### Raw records
* START *

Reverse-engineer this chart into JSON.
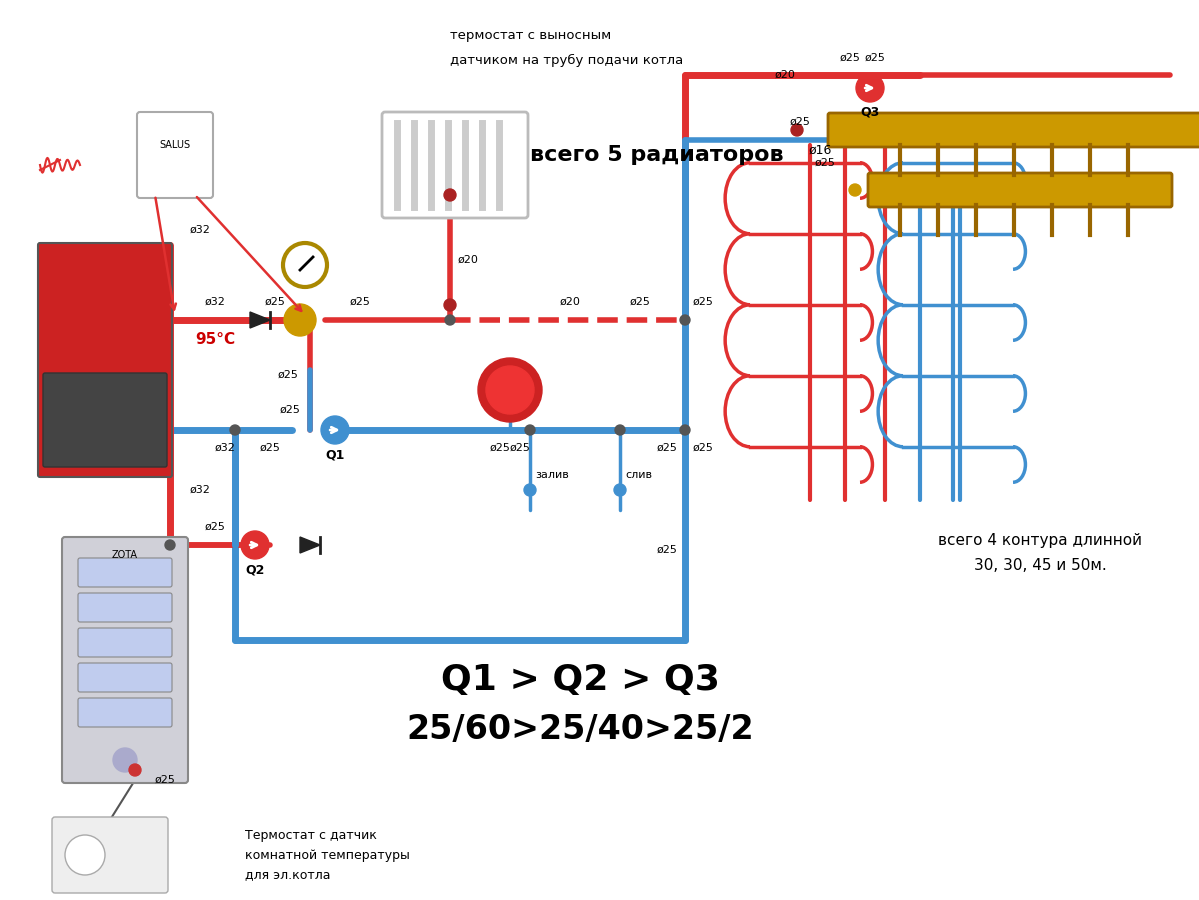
{
  "bg_color": "#ffffff",
  "red": "#e03030",
  "blue": "#4090d0",
  "title_top": "термостат с выносным",
  "title_top2": "датчиком на трубу подачи котла",
  "label_radiators": "всего 5 радиаторов",
  "label_contours": "всего 4 контура длинной",
  "label_contours2": "30, 30, 45 и 50м.",
  "label_q1": "Q1 > Q2 > Q3",
  "label_q2": "25/60>25/40>25/2",
  "label_thermo_bottom1": "Термостат с датчик",
  "label_thermo_bottom2": "комнатной температуры",
  "label_thermo_bottom3": "для эл.котла",
  "label_95": "95°C",
  "label_Q1": "Q1",
  "label_Q2": "Q2",
  "label_Q3": "Q3",
  "label_zaliv": "залив",
  "label_sliv": "слив",
  "label_d16": "ø16",
  "label_d20": "ø20",
  "label_d25": "ø25",
  "label_d32": "ø32"
}
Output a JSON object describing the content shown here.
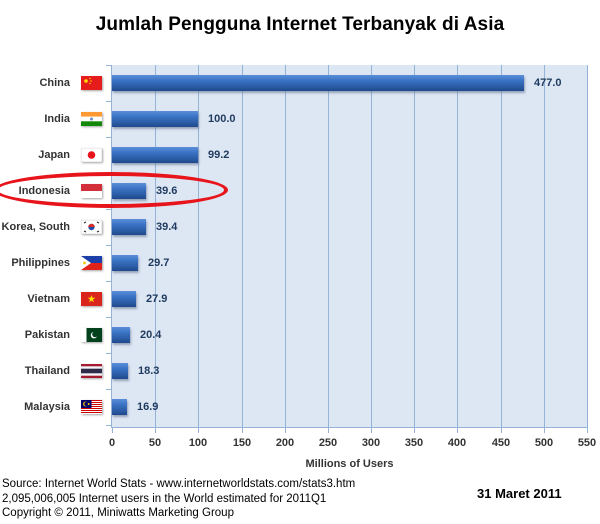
{
  "chart_data": {
    "type": "bar",
    "orientation": "horizontal",
    "title": "Jumlah Pengguna Internet Terbanyak di Asia",
    "xlabel": "Millions of Users",
    "ylabel": "",
    "xlim": [
      0,
      550
    ],
    "xticks": [
      0,
      50,
      100,
      150,
      200,
      250,
      300,
      350,
      400,
      450,
      500,
      550
    ],
    "grid": true,
    "legend": null,
    "categories": [
      "China",
      "India",
      "Japan",
      "Indonesia",
      "Korea, South",
      "Philippines",
      "Vietnam",
      "Pakistan",
      "Thailand",
      "Malaysia"
    ],
    "values": [
      477.0,
      100.0,
      99.2,
      39.6,
      39.4,
      29.7,
      27.9,
      20.4,
      18.3,
      16.9
    ],
    "value_labels": [
      "477.0",
      "100.0",
      "99.2",
      "39.6",
      "39.4",
      "29.7",
      "27.9",
      "20.4",
      "18.3",
      "16.9"
    ],
    "annotations": [
      {
        "type": "ellipse-highlight",
        "target": "Indonesia",
        "color": "#e8141c"
      }
    ],
    "bar_color": "#3a72c4",
    "plot_background": "#dde6f3"
  },
  "title": "Jumlah Pengguna Internet Terbanyak di Asia",
  "xaxis": {
    "title": "Millions of Users",
    "ticks": [
      "0",
      "50",
      "100",
      "150",
      "200",
      "250",
      "300",
      "350",
      "400",
      "450",
      "500",
      "550"
    ]
  },
  "rows": [
    {
      "country": "China",
      "flag": "china-flag",
      "value": "477.0"
    },
    {
      "country": "India",
      "flag": "india-flag",
      "value": "100.0"
    },
    {
      "country": "Japan",
      "flag": "japan-flag",
      "value": "99.2"
    },
    {
      "country": "Indonesia",
      "flag": "indonesia-flag",
      "value": "39.6"
    },
    {
      "country": "Korea, South",
      "flag": "south-korea-flag",
      "value": "39.4"
    },
    {
      "country": "Philippines",
      "flag": "philippines-flag",
      "value": "29.7"
    },
    {
      "country": "Vietnam",
      "flag": "vietnam-flag",
      "value": "27.9"
    },
    {
      "country": "Pakistan",
      "flag": "pakistan-flag",
      "value": "20.4"
    },
    {
      "country": "Thailand",
      "flag": "thailand-flag",
      "value": "18.3"
    },
    {
      "country": "Malaysia",
      "flag": "malaysia-flag",
      "value": "16.9"
    }
  ],
  "footer": {
    "source": "Source: Internet World Stats - www.internetworldstats.com/stats3.htm",
    "total": "2,095,006,005 Internet users in the World estimated for 2011Q1",
    "copyright": "Copyright © 2011, Miniwatts Marketing Group"
  },
  "date": "31 Maret 2011"
}
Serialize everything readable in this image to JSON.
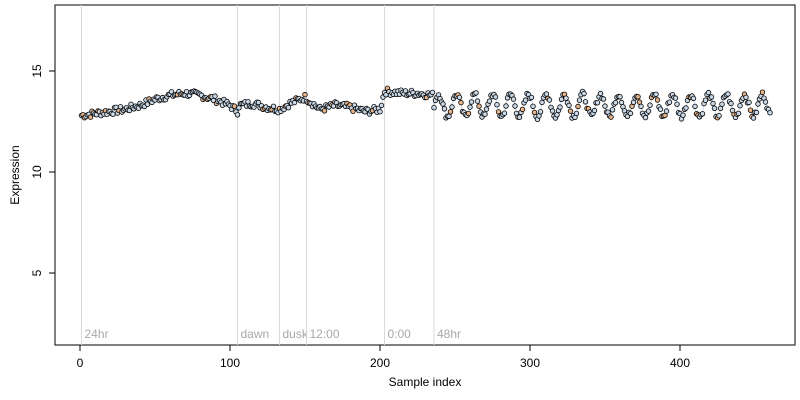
{
  "chart_data": {
    "type": "scatter",
    "xlabel": "Sample index",
    "ylabel": "Expression",
    "xlim": [
      0,
      460
    ],
    "ylim": [
      1.5,
      19.0
    ],
    "x_ticks": [
      0,
      100,
      200,
      300,
      400
    ],
    "y_ticks": [
      5,
      10,
      15
    ],
    "grid": false,
    "legend": "none",
    "vertical_markers": [
      {
        "x": 1,
        "label": "24hr"
      },
      {
        "x": 105,
        "label": "dawn"
      },
      {
        "x": 133,
        "label": "dusk"
      },
      {
        "x": 151,
        "label": "12:00"
      },
      {
        "x": 203,
        "label": "0:00"
      },
      {
        "x": 236,
        "label": "48hr"
      }
    ],
    "colors": {
      "marker_line": "#d9d9d9",
      "marker_text": "#a8a8a8",
      "point_edge": "#000000",
      "point_fill_light": "#c9d9e8",
      "point_fill_orange": "#e8b48a",
      "background_line": "#8fa8c8"
    },
    "series": [
      {
        "segment": "0-105",
        "anchors": [
          [
            1,
            12.8
          ],
          [
            10,
            12.9
          ],
          [
            20,
            13.0
          ],
          [
            30,
            13.1
          ],
          [
            40,
            13.3
          ],
          [
            50,
            13.6
          ],
          [
            60,
            13.8
          ],
          [
            70,
            13.9
          ],
          [
            80,
            13.8
          ],
          [
            90,
            13.6
          ],
          [
            100,
            13.3
          ],
          [
            105,
            13.0
          ]
        ]
      },
      {
        "segment": "105-235",
        "anchors": [
          [
            106,
            13.3
          ],
          [
            115,
            13.4
          ],
          [
            125,
            13.2
          ],
          [
            133,
            13.1
          ],
          [
            140,
            13.4
          ],
          [
            150,
            13.7
          ],
          [
            160,
            13.1
          ],
          [
            170,
            13.3
          ],
          [
            180,
            13.2
          ],
          [
            190,
            13.0
          ],
          [
            200,
            13.1
          ],
          [
            203,
            14.0
          ],
          [
            215,
            13.9
          ],
          [
            225,
            13.9
          ],
          [
            235,
            13.8
          ]
        ]
      },
      {
        "segment": "236-460",
        "oscillating": true,
        "center": 13.3,
        "amplitude": 0.55,
        "period_samples": 12,
        "x_range": [
          236,
          460
        ]
      }
    ]
  }
}
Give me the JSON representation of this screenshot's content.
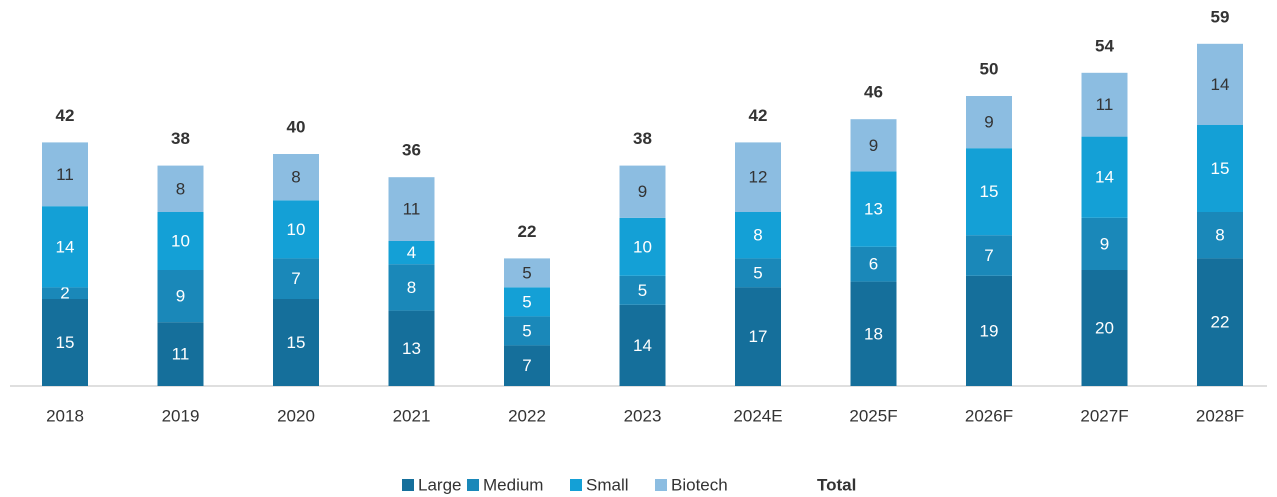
{
  "chart_data": {
    "type": "stacked_bar",
    "categories": [
      "2018",
      "2019",
      "2020",
      "2021",
      "2022",
      "2023",
      "2024E",
      "2025F",
      "2026F",
      "2027F",
      "2028F"
    ],
    "series": [
      {
        "name": "Large",
        "color": "#156f9b",
        "values": [
          15,
          11,
          15,
          13,
          7,
          14,
          17,
          18,
          19,
          20,
          22
        ]
      },
      {
        "name": "Medium",
        "color": "#1a88b9",
        "values": [
          2,
          9,
          7,
          8,
          5,
          5,
          5,
          6,
          7,
          9,
          8
        ]
      },
      {
        "name": "Small",
        "color": "#14a0d6",
        "values": [
          14,
          10,
          10,
          4,
          5,
          10,
          8,
          13,
          15,
          14,
          15
        ]
      },
      {
        "name": "Biotech",
        "color": "#8cbde1",
        "values": [
          11,
          8,
          8,
          11,
          5,
          9,
          12,
          9,
          9,
          11,
          14
        ]
      }
    ],
    "total": {
      "name": "Total",
      "values": [
        42,
        38,
        40,
        36,
        22,
        38,
        42,
        46,
        50,
        54,
        59
      ]
    },
    "ylim": [
      0,
      60
    ]
  }
}
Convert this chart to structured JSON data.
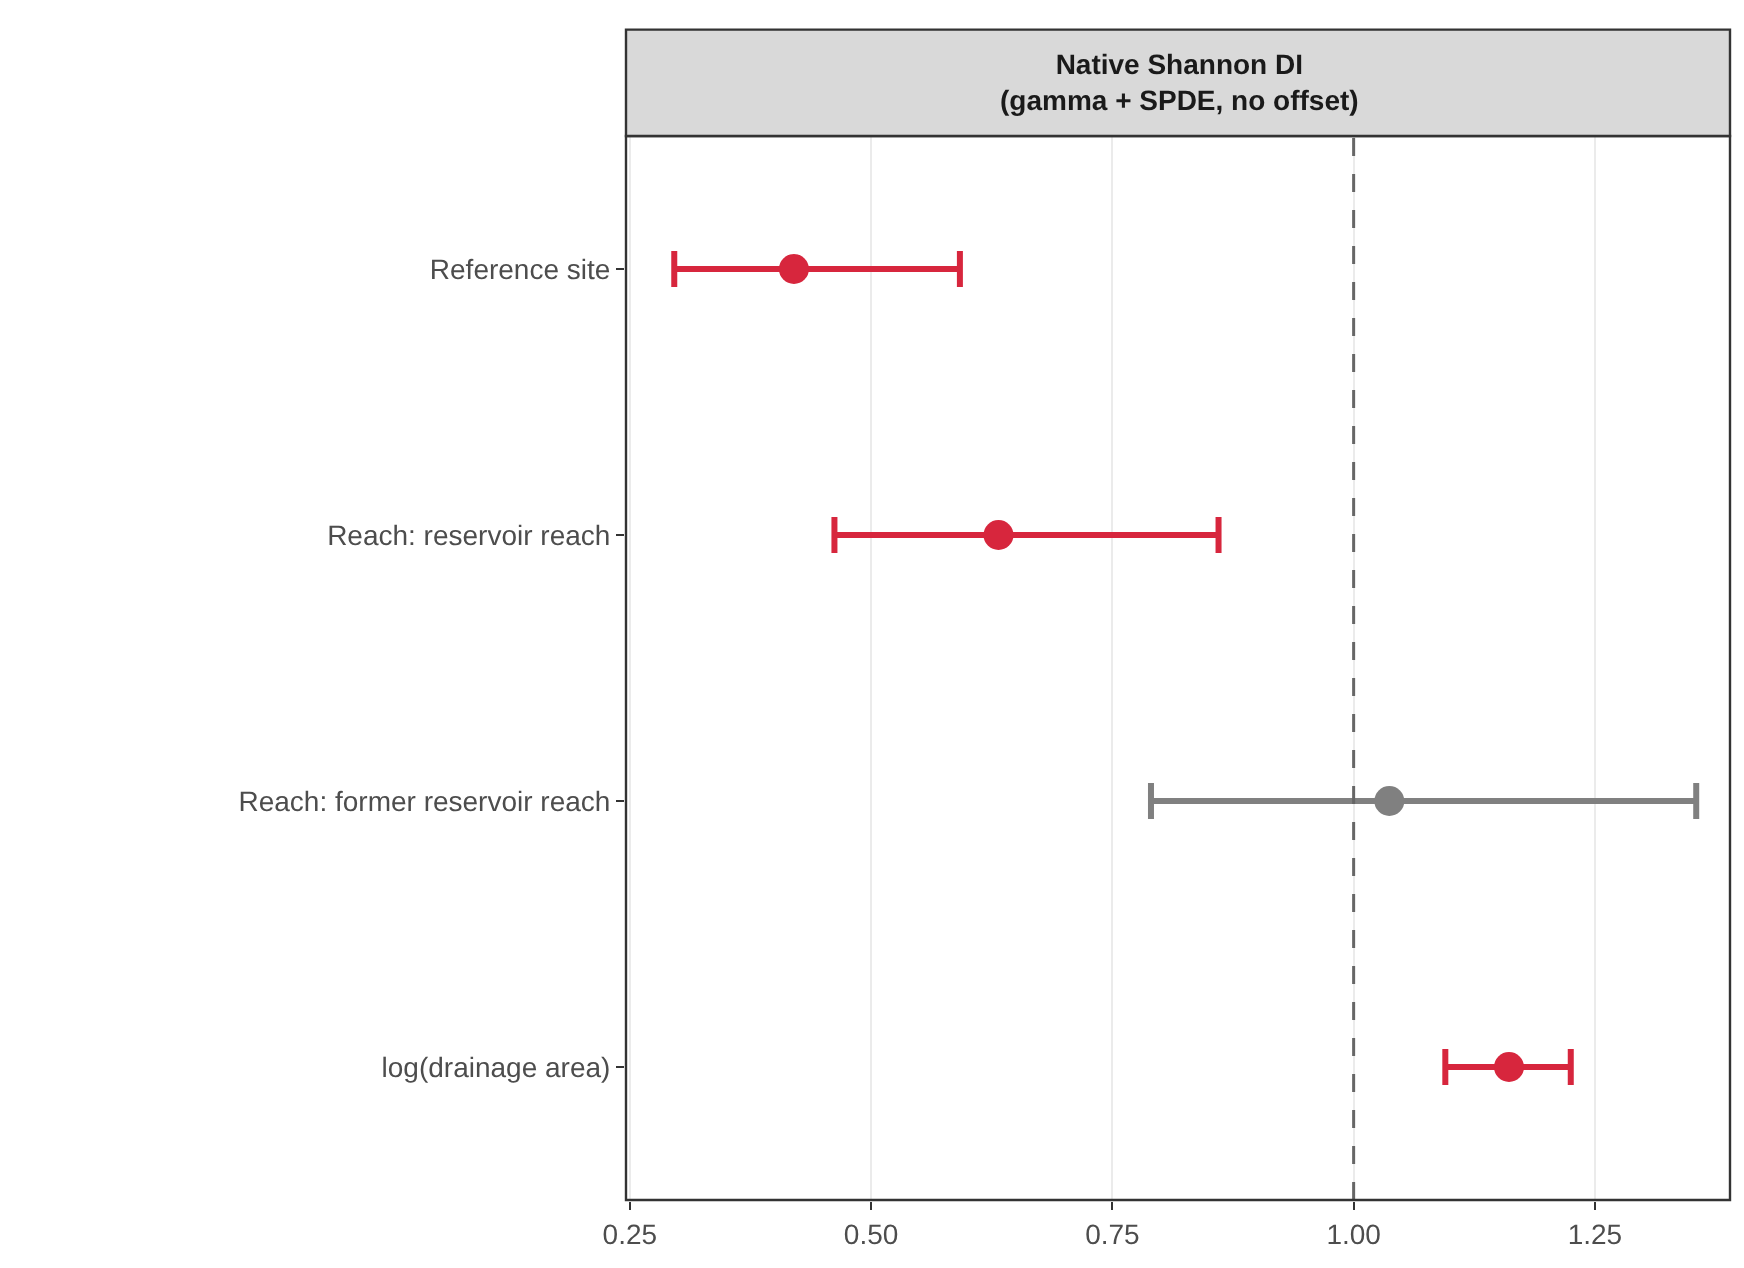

* END *

### Given task
Pictures in the records must not appear in the copy; transcribe everything else precisely.

### Full output
Reverse-engineer this chart into JSON.
{
  "bg_color": "#ffffff",
  "red": "#e03030",
  "blue": "#4090d0",
  "title_top": "термостат с выносным",
  "title_top2": "датчиком на трубу подачи котла",
  "label_radiators": "всего 5 радиаторов",
  "label_contours": "всего 4 контура длинной",
  "label_contours2": "30, 30, 45 и 50м.",
  "label_q1": "Q1 > Q2 > Q3",
  "label_q2": "25/60>25/40>25/2",
  "label_thermo_bottom1": "Термостат с датчик",
  "label_thermo_bottom2": "комнатной температуры",
  "label_thermo_bottom3": "для эл.котла",
  "label_95": "95°C",
  "label_Q1": "Q1",
  "label_Q2": "Q2",
  "label_Q3": "Q3",
  "label_zaliv": "залив",
  "label_sliv": "слив",
  "label_d16": "ø16",
  "label_d20": "ø20",
  "label_d25": "ø25",
  "label_d32": "ø32"
}
Output a JSON object describing the content shown here.
{
  "chart_data": {
    "type": "bar",
    "orientation": "horizontal",
    "title": "Jumlah Pengguna Internet Terbanyak di Asia",
    "xlabel": "Millions of Users",
    "ylabel": "",
    "xlim": [
      0,
      550
    ],
    "xticks": [
      0,
      50,
      100,
      150,
      200,
      250,
      300,
      350,
      400,
      450,
      500,
      550
    ],
    "grid": true,
    "legend": null,
    "categories": [
      "China",
      "India",
      "Japan",
      "Indonesia",
      "Korea, South",
      "Philippines",
      "Vietnam",
      "Pakistan",
      "Thailand",
      "Malaysia"
    ],
    "values": [
      477.0,
      100.0,
      99.2,
      39.6,
      39.4,
      29.7,
      27.9,
      20.4,
      18.3,
      16.9
    ],
    "value_labels": [
      "477.0",
      "100.0",
      "99.2",
      "39.6",
      "39.4",
      "29.7",
      "27.9",
      "20.4",
      "18.3",
      "16.9"
    ],
    "annotations": [
      {
        "type": "ellipse-highlight",
        "target": "Indonesia",
        "color": "#e8141c"
      }
    ],
    "bar_color": "#3a72c4",
    "plot_background": "#dde6f3"
  },
  "title": "Jumlah Pengguna Internet Terbanyak di Asia",
  "xaxis": {
    "title": "Millions of Users",
    "ticks": [
      "0",
      "50",
      "100",
      "150",
      "200",
      "250",
      "300",
      "350",
      "400",
      "450",
      "500",
      "550"
    ]
  },
  "rows": [
    {
      "country": "China",
      "flag": "china-flag",
      "value": "477.0"
    },
    {
      "country": "India",
      "flag": "india-flag",
      "value": "100.0"
    },
    {
      "country": "Japan",
      "flag": "japan-flag",
      "value": "99.2"
    },
    {
      "country": "Indonesia",
      "flag": "indonesia-flag",
      "value": "39.6"
    },
    {
      "country": "Korea, South",
      "flag": "south-korea-flag",
      "value": "39.4"
    },
    {
      "country": "Philippines",
      "flag": "philippines-flag",
      "value": "29.7"
    },
    {
      "country": "Vietnam",
      "flag": "vietnam-flag",
      "value": "27.9"
    },
    {
      "country": "Pakistan",
      "flag": "pakistan-flag",
      "value": "20.4"
    },
    {
      "country": "Thailand",
      "flag": "thailand-flag",
      "value": "18.3"
    },
    {
      "country": "Malaysia",
      "flag": "malaysia-flag",
      "value": "16.9"
    }
  ],
  "footer": {
    "source": "Source: Internet World Stats - www.internetworldstats.com/stats3.htm",
    "total": "2,095,006,005 Internet users in the World estimated for 2011Q1",
    "copyright": "Copyright © 2011, Miniwatts Marketing Group"
  },
  "date": "31 Maret 2011"
}
Serialize everything readable in this image to JSON.
{
  "chart_data": {
    "type": "scatter",
    "xlabel": "Sample index",
    "ylabel": "Expression",
    "xlim": [
      0,
      460
    ],
    "ylim": [
      1.5,
      19.0
    ],
    "x_ticks": [
      0,
      100,
      200,
      300,
      400
    ],
    "y_ticks": [
      5,
      10,
      15
    ],
    "grid": false,
    "legend": "none",
    "vertical_markers": [
      {
        "x": 1,
        "label": "24hr"
      },
      {
        "x": 105,
        "label": "dawn"
      },
      {
        "x": 133,
        "label": "dusk"
      },
      {
        "x": 151,
        "label": "12:00"
      },
      {
        "x": 203,
        "label": "0:00"
      },
      {
        "x": 236,
        "label": "48hr"
      }
    ],
    "colors": {
      "marker_line": "#d9d9d9",
      "marker_text": "#a8a8a8",
      "point_edge": "#000000",
      "point_fill_light": "#c9d9e8",
      "point_fill_orange": "#e8b48a",
      "background_line": "#8fa8c8"
    },
    "series": [
      {
        "segment": "0-105",
        "anchors": [
          [
            1,
            12.8
          ],
          [
            10,
            12.9
          ],
          [
            20,
            13.0
          ],
          [
            30,
            13.1
          ],
          [
            40,
            13.3
          ],
          [
            50,
            13.6
          ],
          [
            60,
            13.8
          ],
          [
            70,
            13.9
          ],
          [
            80,
            13.8
          ],
          [
            90,
            13.6
          ],
          [
            100,
            13.3
          ],
          [
            105,
            13.0
          ]
        ]
      },
      {
        "segment": "105-235",
        "anchors": [
          [
            106,
            13.3
          ],
          [
            115,
            13.4
          ],
          [
            125,
            13.2
          ],
          [
            133,
            13.1
          ],
          [
            140,
            13.4
          ],
          [
            150,
            13.7
          ],
          [
            160,
            13.1
          ],
          [
            170,
            13.3
          ],
          [
            180,
            13.2
          ],
          [
            190,
            13.0
          ],
          [
            200,
            13.1
          ],
          [
            203,
            14.0
          ],
          [
            215,
            13.9
          ],
          [
            225,
            13.9
          ],
          [
            235,
            13.8
          ]
        ]
      },
      {
        "segment": "236-460",
        "oscillating": true,
        "center": 13.3,
        "amplitude": 0.55,
        "period_samples": 12,
        "x_range": [
          236,
          460
        ]
      }
    ]
  }
}
Give me the JSON representation of this screenshot's content.
{
  "chart_data": {
    "type": "stacked_bar",
    "categories": [
      "2018",
      "2019",
      "2020",
      "2021",
      "2022",
      "2023",
      "2024E",
      "2025F",
      "2026F",
      "2027F",
      "2028F"
    ],
    "series": [
      {
        "name": "Large",
        "color": "#156f9b",
        "values": [
          15,
          11,
          15,
          13,
          7,
          14,
          17,
          18,
          19,
          20,
          22
        ]
      },
      {
        "name": "Medium",
        "color": "#1a88b9",
        "values": [
          2,
          9,
          7,
          8,
          5,
          5,
          5,
          6,
          7,
          9,
          8
        ]
      },
      {
        "name": "Small",
        "color": "#14a0d6",
        "values": [
          14,
          10,
          10,
          4,
          5,
          10,
          8,
          13,
          15,
          14,
          15
        ]
      },
      {
        "name": "Biotech",
        "color": "#8cbde1",
        "values": [
          11,
          8,
          8,
          11,
          5,
          9,
          12,
          9,
          9,
          11,
          14
        ]
      }
    ],
    "total": {
      "name": "Total",
      "values": [
        42,
        38,
        40,
        36,
        22,
        38,
        42,
        46,
        50,
        54,
        59
      ]
    },
    "ylim": [
      0,
      60
    ]
  }
}
Convert this chart to structured JSON data.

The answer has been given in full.